→ GIVEN INSTRUCTION:
Rewrite the material with "screenshot" replaced by "figure" and everything else kept the same. Leave the pictures out of your answer.
=== DATA SECTION ===
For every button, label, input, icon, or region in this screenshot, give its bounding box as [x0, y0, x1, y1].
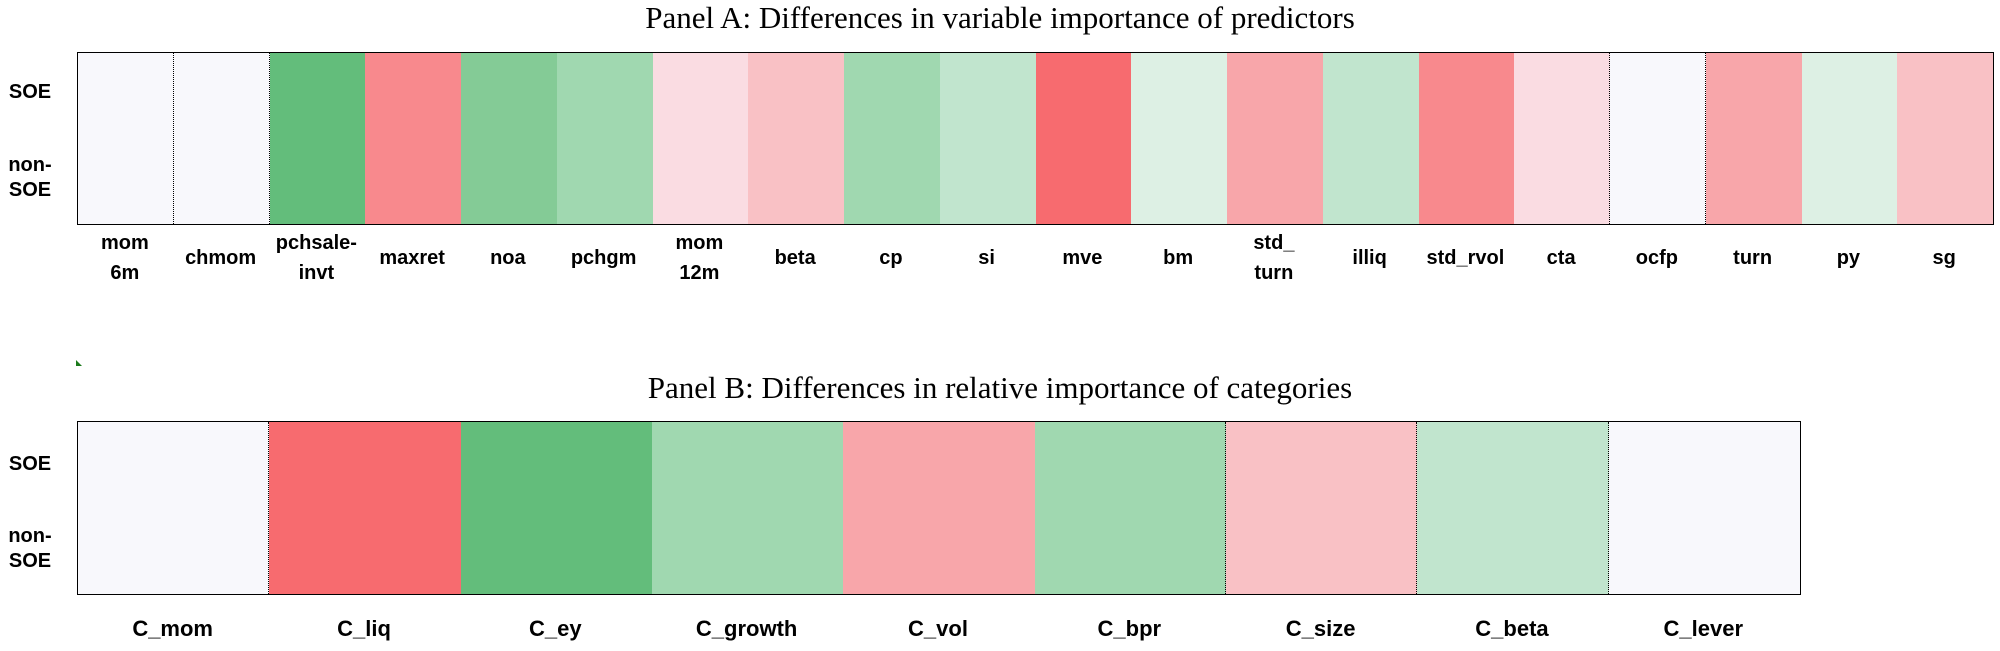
panel-a-cell-std-rvol: [1418, 53, 1515, 224]
panel-b-label-c-beta: C_beta: [1475, 616, 1549, 641]
panel-a-cell-si: [939, 53, 1036, 224]
panel-b-label-c-bpr: C_bpr: [1097, 616, 1162, 641]
panel-b-cell-c-bpr: [1034, 422, 1226, 594]
panel-a-cell-pchgm: [556, 53, 653, 224]
panel-b-title: Panel B: Differences in relative importa…: [647, 370, 1353, 405]
panel-a-label-noa: noa: [490, 247, 526, 269]
panel-a-label-si: si: [978, 247, 995, 269]
panel-a-label-maxret: maxret: [379, 247, 445, 269]
panel-a-label-pchgm: pchgm: [570, 247, 637, 269]
panel-a-title: Panel A: Differences in variable importa…: [645, 0, 1355, 35]
panel-a-label-cta: cta: [1546, 247, 1576, 269]
panel-a-cell-mom6m: [78, 53, 174, 224]
panel-a-row-label-non-soe: non- SOE: [8, 154, 52, 201]
panel-b-cell-c-mom: [78, 422, 270, 594]
panel-a-cell-cp: [844, 53, 940, 224]
panel-a-label-mve: mve: [1062, 247, 1103, 269]
panel-a-column-labels: mom 6m chmom pchsale- invt maxret noa pchgm mo…: [77, 228, 1994, 288]
panel-b-cell-c-growth: [651, 422, 844, 594]
panel-a-cell-mom12m: [652, 53, 749, 224]
panel-a-cell-illiq: [1322, 53, 1419, 224]
panel-a-cell-beta: [748, 53, 844, 224]
panel-a-cell-ocfp: [1610, 53, 1706, 224]
panel-b-column-labels: C_mom C_liq C_ey C_growth C_vol C_bpr C_size C_…: [77, 610, 1801, 648]
panel-a-cell-noa: [461, 53, 557, 224]
panel-a-label-ocfp: ocfp: [1635, 247, 1678, 269]
panel-a-label-std-turn: std_ turn: [1253, 232, 1295, 284]
panel-a-label-py: py: [1836, 247, 1861, 269]
corner-mark-icon: [76, 360, 82, 366]
panel-a-heatmap: [77, 52, 1994, 225]
panel-a-cell-turn: [1705, 53, 1802, 224]
panel-b-label-c-lever: C_lever: [1663, 616, 1744, 641]
panel-a-label-std-rvol: std_rvol: [1426, 247, 1505, 269]
panel-a-cell-bm: [1131, 53, 1227, 224]
panel-a-cell-mve: [1035, 53, 1132, 224]
panel-b-label-c-vol: C_vol: [908, 616, 968, 641]
panel-a-row-label-soe: SOE: [8, 81, 52, 103]
panel-b-cell-c-size: [1225, 422, 1418, 594]
panel-b-cell-c-vol: [843, 422, 1035, 594]
panel-a-label-sg: sg: [1932, 247, 1956, 269]
panel-b-label-c-liq: C_liq: [337, 616, 391, 641]
panel-a-cell-std-turn: [1227, 53, 1323, 224]
panel-a-label-beta: beta: [774, 247, 816, 269]
panel-b-cell-c-beta: [1417, 422, 1609, 594]
panel-b-label-c-size: C_size: [1285, 616, 1356, 641]
panel-b-cell-c-liq: [269, 422, 461, 594]
panel-a-cell-maxret: [365, 53, 461, 224]
panel-a-label-illiq: illiq: [1352, 247, 1387, 269]
panel-b-row-label-soe: SOE: [8, 453, 52, 475]
panel-a-label-bm: bm: [1163, 247, 1194, 269]
panel-b-cell-c-lever: [1608, 422, 1800, 594]
panel-b-label-c-growth: C_growth: [695, 616, 798, 641]
panel-a-cell-cta: [1514, 53, 1610, 224]
panel-b-heatmap: [77, 421, 1801, 595]
panel-a-label-turn: turn: [1733, 247, 1773, 269]
panel-b-label-c-ey: C_ey: [529, 616, 582, 641]
panel-a-cell-py: [1801, 53, 1898, 224]
panel-a-label-mom12m: mom 12m: [675, 232, 724, 284]
panel-a-cell-pchsale-invt: [269, 53, 366, 224]
panel-a-cell-sg: [1897, 53, 1993, 224]
panel-b-label-c-mom: C_mom: [132, 616, 213, 641]
panel-a-label-pchsale-invt: pchsale- invt: [275, 232, 357, 284]
panel-b-row-label-non-soe: non- SOE: [8, 525, 52, 572]
panel-a-label-cp: cp: [879, 247, 903, 269]
panel-a-label-mom6m: mom 6m: [100, 232, 149, 284]
panel-a-label-chmom: chmom: [185, 247, 257, 269]
panel-b-cell-c-ey: [460, 422, 652, 594]
panel-a-cell-chmom: [173, 53, 270, 224]
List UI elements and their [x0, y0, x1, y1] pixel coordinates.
===
→ ANSWER IN FULL:
For every button, label, input, icon, or region in this figure, give its bounding box as [x0, y0, x1, y1].
panel-a-cell-std-rvol: [1418, 53, 1515, 224]
panel-b-label-c-beta: C_beta: [1475, 616, 1549, 641]
panel-a-cell-si: [939, 53, 1036, 224]
panel-b-label-c-bpr: C_bpr: [1097, 616, 1162, 641]
panel-b-cell-c-bpr: [1034, 422, 1226, 594]
panel-a-cell-pchgm: [556, 53, 653, 224]
panel-b-title: Panel B: Differences in relative importa…: [647, 370, 1353, 405]
panel-a-label-noa: noa: [490, 247, 526, 269]
panel-a-label-si: si: [978, 247, 995, 269]
panel-a-label-maxret: maxret: [379, 247, 445, 269]
panel-a-label-pchgm: pchgm: [570, 247, 637, 269]
panel-a-title: Panel A: Differences in variable importa…: [645, 0, 1355, 35]
panel-a-label-cta: cta: [1546, 247, 1576, 269]
panel-a-cell-mom6m: [78, 53, 174, 224]
panel-a-row-label-non-soe: non- SOE: [8, 154, 52, 201]
panel-b-cell-c-mom: [78, 422, 270, 594]
panel-a-cell-cp: [844, 53, 940, 224]
panel-a-label-mve: mve: [1062, 247, 1103, 269]
panel-a-column-labels: mom 6m chmom pchsale- invt maxret noa pchgm mo…: [77, 228, 1994, 288]
panel-b-cell-c-growth: [651, 422, 844, 594]
panel-a-cell-mom12m: [652, 53, 749, 224]
panel-a-cell-illiq: [1322, 53, 1419, 224]
panel-a-cell-beta: [748, 53, 844, 224]
panel-a-cell-ocfp: [1610, 53, 1706, 224]
panel-b-column-labels: C_mom C_liq C_ey C_growth C_vol C_bpr C_size C_…: [77, 610, 1801, 648]
panel-a-cell-noa: [461, 53, 557, 224]
panel-a-label-ocfp: ocfp: [1635, 247, 1678, 269]
panel-a-label-std-turn: std_ turn: [1253, 232, 1295, 284]
panel-a-label-py: py: [1836, 247, 1861, 269]
corner-mark-icon: [76, 360, 82, 366]
panel-a-heatmap: [77, 52, 1994, 225]
panel-a-cell-turn: [1705, 53, 1802, 224]
panel-b-label-c-lever: C_lever: [1663, 616, 1744, 641]
panel-a-label-std-rvol: std_rvol: [1426, 247, 1505, 269]
panel-a-cell-bm: [1131, 53, 1227, 224]
panel-a-cell-mve: [1035, 53, 1132, 224]
panel-b-label-c-vol: C_vol: [908, 616, 968, 641]
panel-a-row-label-soe: SOE: [8, 81, 52, 103]
panel-b-cell-c-size: [1225, 422, 1418, 594]
panel-b-cell-c-vol: [843, 422, 1035, 594]
panel-a-label-sg: sg: [1932, 247, 1956, 269]
panel-b-label-c-liq: C_liq: [337, 616, 391, 641]
panel-a-cell-std-turn: [1227, 53, 1323, 224]
panel-a-label-beta: beta: [774, 247, 816, 269]
panel-b-cell-c-beta: [1417, 422, 1609, 594]
panel-b-label-c-size: C_size: [1285, 616, 1356, 641]
panel-b-cell-c-liq: [269, 422, 461, 594]
panel-a-cell-maxret: [365, 53, 461, 224]
panel-a-label-illiq: illiq: [1352, 247, 1387, 269]
panel-b-row-label-soe: SOE: [8, 453, 52, 475]
panel-a-label-bm: bm: [1163, 247, 1194, 269]
panel-b-cell-c-lever: [1608, 422, 1800, 594]
panel-b-label-c-growth: C_growth: [695, 616, 798, 641]
panel-a-cell-cta: [1514, 53, 1610, 224]
panel-b-heatmap: [77, 421, 1801, 595]
panel-a-label-turn: turn: [1733, 247, 1773, 269]
panel-b-label-c-ey: C_ey: [529, 616, 582, 641]
panel-a-cell-py: [1801, 53, 1898, 224]
panel-a-label-mom12m: mom 12m: [675, 232, 724, 284]
panel-a-cell-pchsale-invt: [269, 53, 366, 224]
panel-a-cell-sg: [1897, 53, 1993, 224]
panel-b-label-c-mom: C_mom: [132, 616, 213, 641]
panel-a-label-pchsale-invt: pchsale- invt: [275, 232, 357, 284]
panel-b-row-label-non-soe: non- SOE: [8, 525, 52, 572]
panel-a-label-cp: cp: [879, 247, 903, 269]
panel-a-label-mom6m: mom 6m: [100, 232, 149, 284]
panel-a-label-chmom: chmom: [185, 247, 257, 269]
panel-b-cell-c-ey: [460, 422, 652, 594]
panel-a-cell-chmom: [173, 53, 270, 224]
List UI elements and their [x0, y0, x1, y1] pixel coordinates.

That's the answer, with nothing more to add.